__TO BE DONE__: Can you transcribe every line exactly and leave the pictures behind?

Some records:
·····

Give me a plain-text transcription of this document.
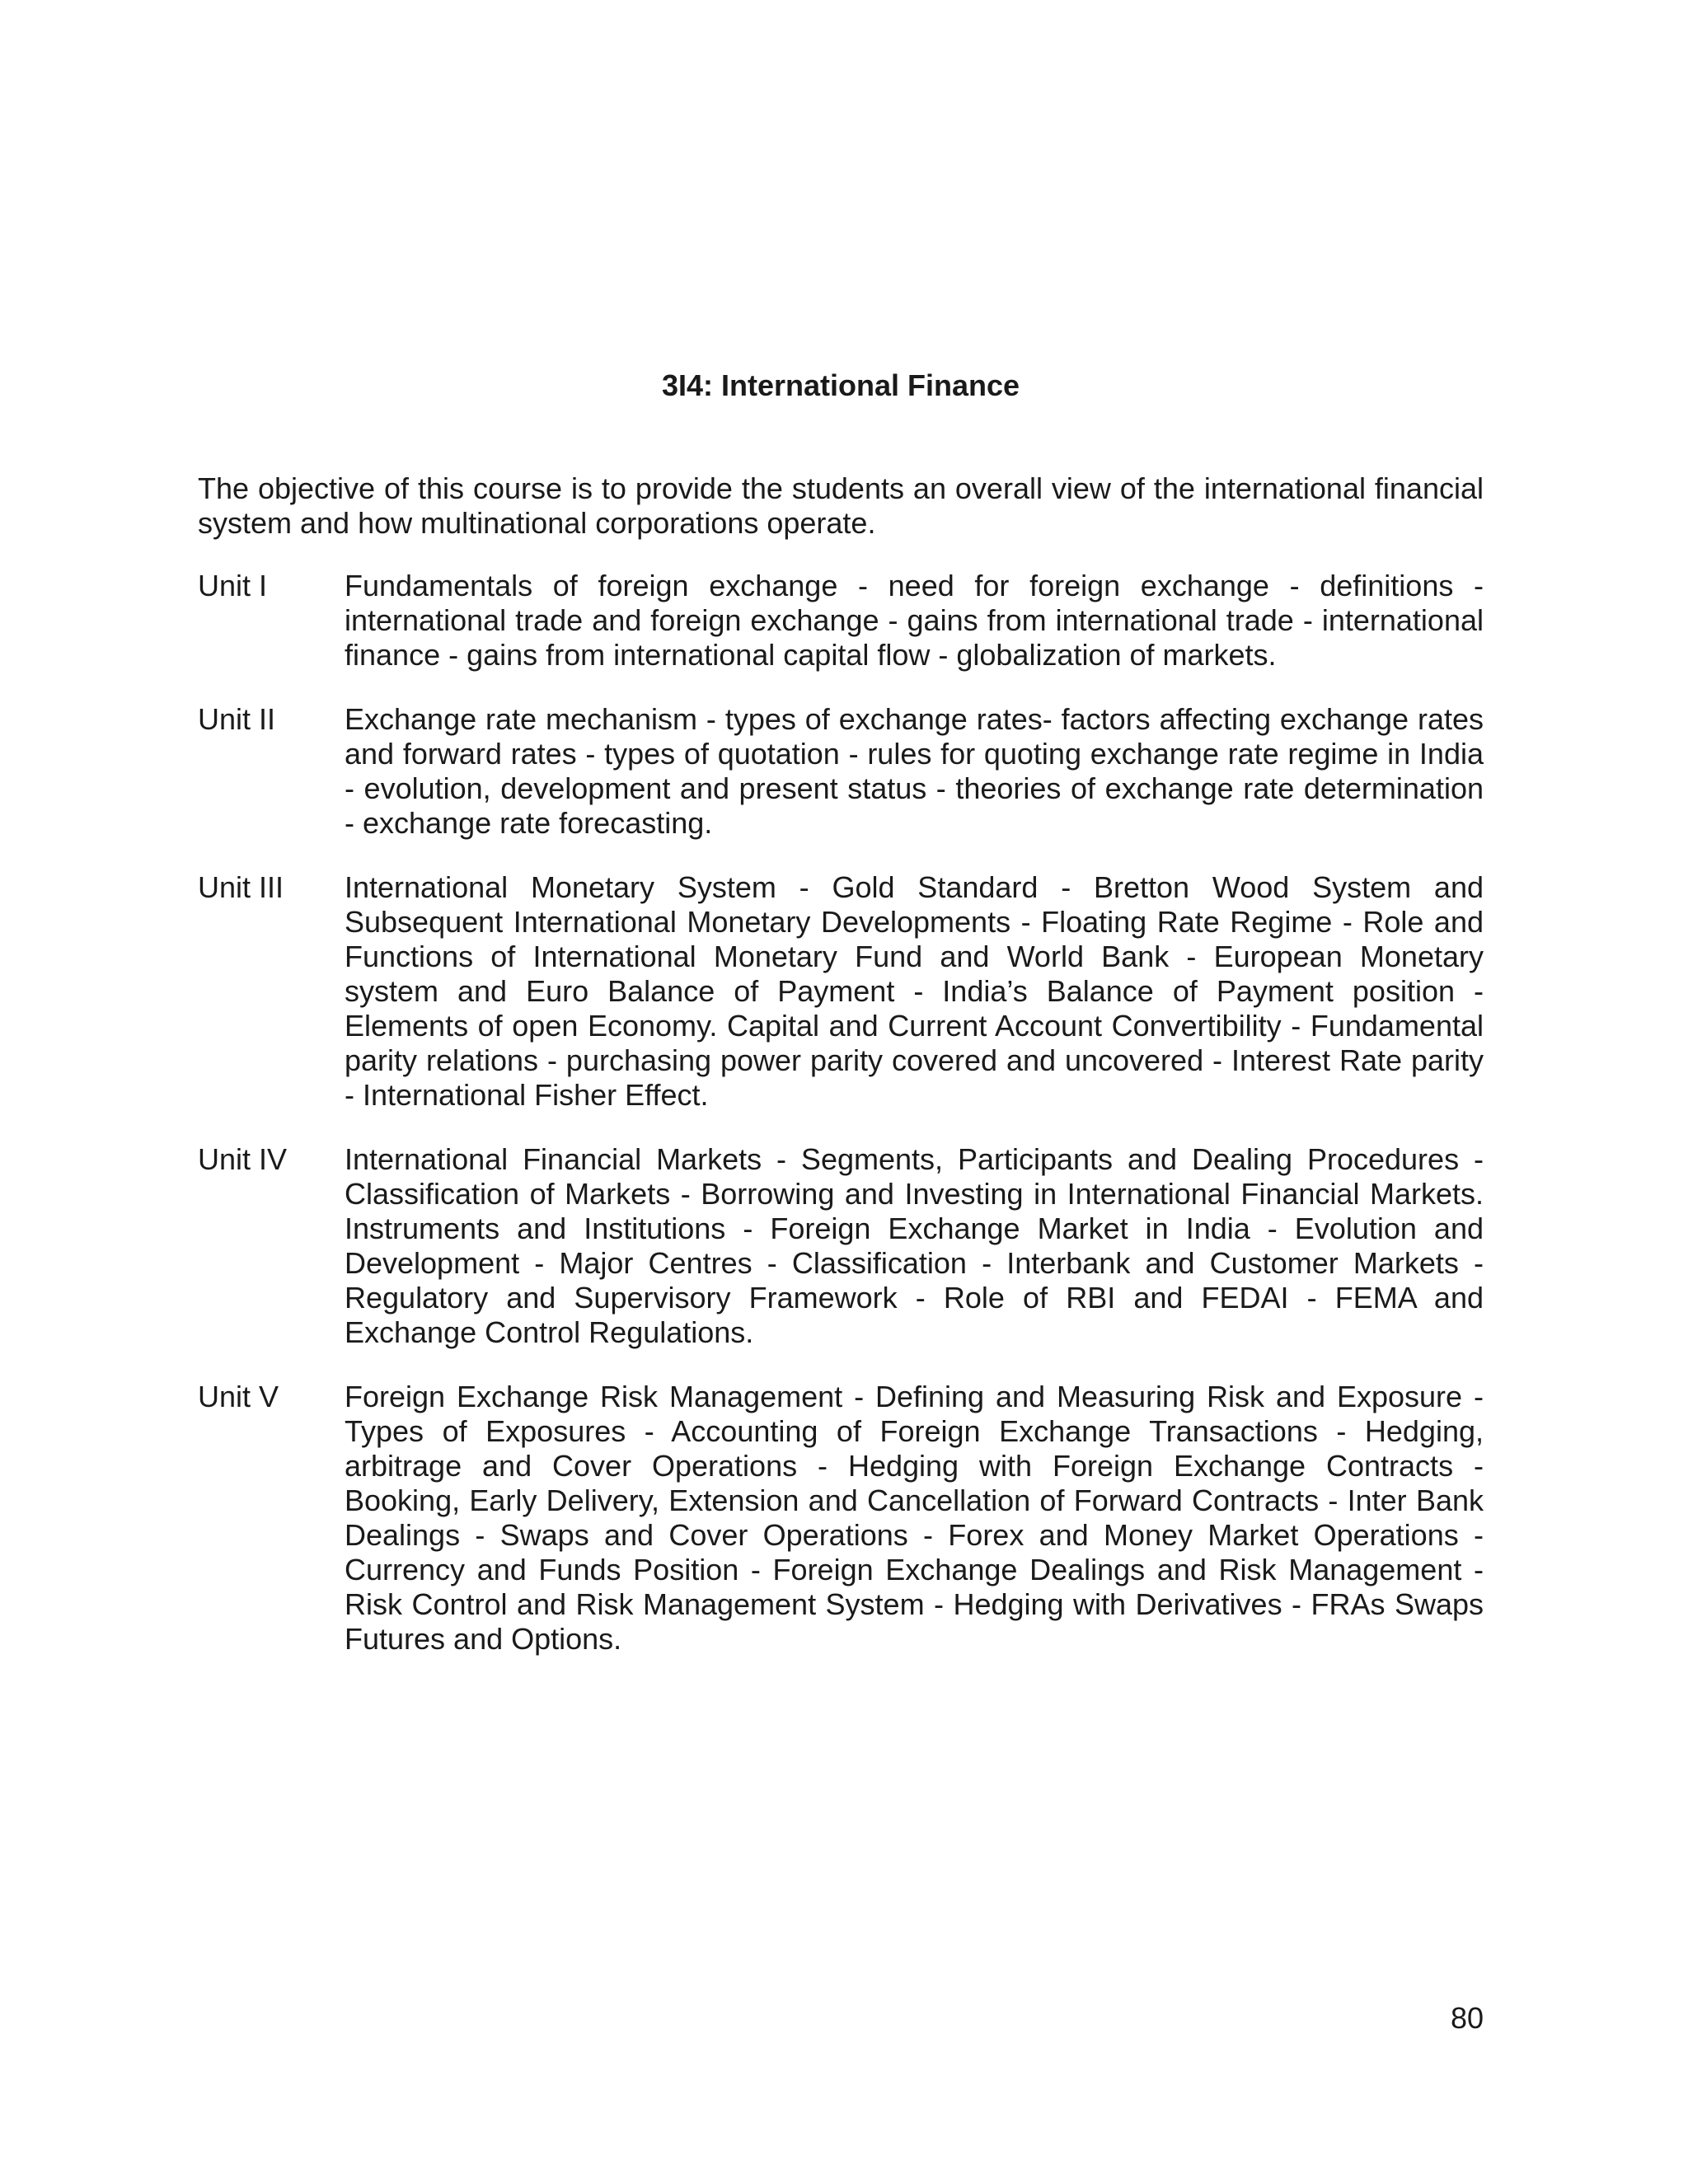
3I4: International Finance
The objective of this course is to provide the students an overall view of the international financial system and how multinational corporations operate.
Unit I	Fundamentals of foreign exchange - need for foreign exchange - definitions - international trade and foreign exchange - gains from international trade - international finance - gains from international capital flow - globalization of markets.
Unit II	Exchange rate mechanism - types of exchange rates- factors affecting exchange rates and forward rates - types of quotation - rules for quoting exchange rate regime in India - evolution, development and present status - theories of exchange rate determination - exchange rate forecasting.
Unit III	International Monetary System - Gold Standard - Bretton Wood System and Subsequent International Monetary Developments - Floating Rate Regime - Role and Functions of International Monetary Fund and World Bank - European Monetary system and Euro Balance of Payment - India’s Balance of Payment position - Elements of open Economy. Capital and Current Account Convertibility - Fundamental parity relations - purchasing power parity covered and uncovered - Interest Rate parity - International Fisher Effect.
Unit IV	International Financial Markets - Segments, Participants and Dealing Procedures - Classification of Markets - Borrowing and Investing in International Financial Markets. Instruments and Institutions - Foreign Exchange Market in India - Evolution and Development - Major Centres - Classification - Interbank and Customer Markets - Regulatory and Supervisory Framework - Role of RBI and FEDAI - FEMA and Exchange Control Regulations.
Unit V	Foreign Exchange Risk Management - Defining and Measuring Risk and Exposure - Types of Exposures - Accounting of Foreign Exchange Transactions - Hedging, arbitrage and Cover Operations - Hedging with Foreign Exchange Contracts - Booking, Early Delivery, Extension and Cancellation of Forward Contracts - Inter Bank Dealings - Swaps and Cover Operations - Forex and Money Market Operations - Currency and Funds Position - Foreign Exchange Dealings and Risk Management - Risk Control and Risk Management System - Hedging with Derivatives - FRAs Swaps Futures and Options.
80
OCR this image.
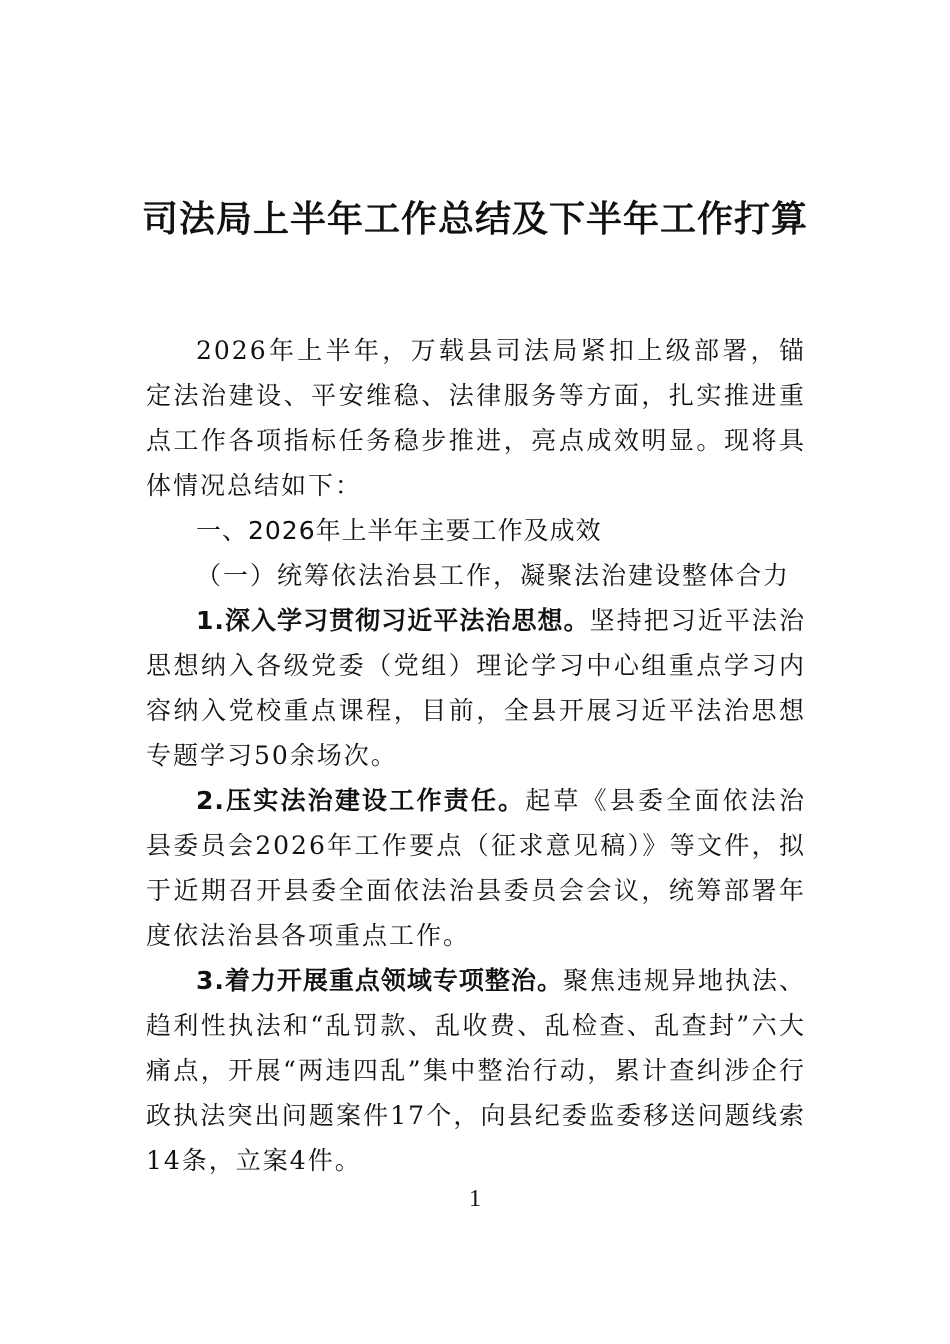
司法局上半年工作总结及下半年工作打算

2026年上半年，万载县司法局紧扣上级部署，锚定法治建设、平安维稳、法律服务等方面，扎实推进重点工作各项指标任务稳步推进，亮点成效明显。现将具体情况总结如下：

一、2026年上半年主要工作及成效

（一）统筹依法治县工作，凝聚法治建设整体合力

1.深入学习贯彻习近平法治思想。坚持把习近平法治思想纳入各级党委（党组）理论学习中心组重点学习内容纳入党校重点课程，目前，全县开展习近平法治思想专题学习50余场次。

2.压实法治建设工作责任。起草《县委全面依法治县委员会2026年工作要点（征求意见稿）》等文件，拟于近期召开县委全面依法治县委员会会议，统筹部署年度依法治县各项重点工作。

3.着力开展重点领域专项整治。聚焦违规异地执法、趋利性执法和“乱罚款、乱收费、乱检查、乱查封”六大痛点，开展“两违四乱”集中整治行动，累计查纠涉企行政执法突出问题案件17个，向县纪委监委移送问题线索14条，立案4件。

1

·····

__SOLUTION BELOW__:
Give me a plain-text transcription of this document.
3I4: International Finance
The objective of this course is to provide the students an overall view of the international financial system and how multinational corporations operate.
Unit I	Fundamentals of foreign exchange - need for foreign exchange - definitions - international trade and foreign exchange - gains from international trade - international finance - gains from international capital flow - globalization of markets.
Unit II	Exchange rate mechanism - types of exchange rates- factors affecting exchange rates and forward rates - types of quotation - rules for quoting exchange rate regime in India - evolution, development and present status - theories of exchange rate determination - exchange rate forecasting.
Unit III	International Monetary System - Gold Standard - Bretton Wood System and Subsequent International Monetary Developments - Floating Rate Regime - Role and Functions of International Monetary Fund and World Bank - European Monetary system and Euro Balance of Payment - India’s Balance of Payment position - Elements of open Economy. Capital and Current Account Convertibility - Fundamental parity relations - purchasing power parity covered and uncovered - Interest Rate parity - International Fisher Effect.
Unit IV	International Financial Markets - Segments, Participants and Dealing Procedures - Classification of Markets - Borrowing and Investing in International Financial Markets. Instruments and Institutions - Foreign Exchange Market in India - Evolution and Development - Major Centres - Classification - Interbank and Customer Markets - Regulatory and Supervisory Framework - Role of RBI and FEDAI - FEMA and Exchange Control Regulations.
Unit V	Foreign Exchange Risk Management - Defining and Measuring Risk and Exposure - Types of Exposures - Accounting of Foreign Exchange Transactions - Hedging, arbitrage and Cover Operations - Hedging with Foreign Exchange Contracts - Booking, Early Delivery, Extension and Cancellation of Forward Contracts - Inter Bank Dealings - Swaps and Cover Operations - Forex and Money Market Operations - Currency and Funds Position - Foreign Exchange Dealings and Risk Management - Risk Control and Risk Management System - Hedging with Derivatives - FRAs Swaps Futures and Options.
80
OCR this image.
司法局上半年工作总结及下半年工作打算

2026年上半年，万载县司法局紧扣上级部署，锚定法治建设、平安维稳、法律服务等方面，扎实推进重点工作各项指标任务稳步推进，亮点成效明显。现将具体情况总结如下：

一、2026年上半年主要工作及成效

（一）统筹依法治县工作，凝聚法治建设整体合力

1.深入学习贯彻习近平法治思想。坚持把习近平法治思想纳入各级党委（党组）理论学习中心组重点学习内容纳入党校重点课程，目前，全县开展习近平法治思想专题学习50余场次。

2.压实法治建设工作责任。起草《县委全面依法治县委员会2026年工作要点（征求意见稿）》等文件，拟于近期召开县委全面依法治县委员会会议，统筹部署年度依法治县各项重点工作。

3.着力开展重点领域专项整治。聚焦违规异地执法、趋利性执法和“乱罚款、乱收费、乱检查、乱查封”六大痛点，开展“两违四乱”集中整治行动，累计查纠涉企行政执法突出问题案件17个，向县纪委监委移送问题线索14条，立案4件。

1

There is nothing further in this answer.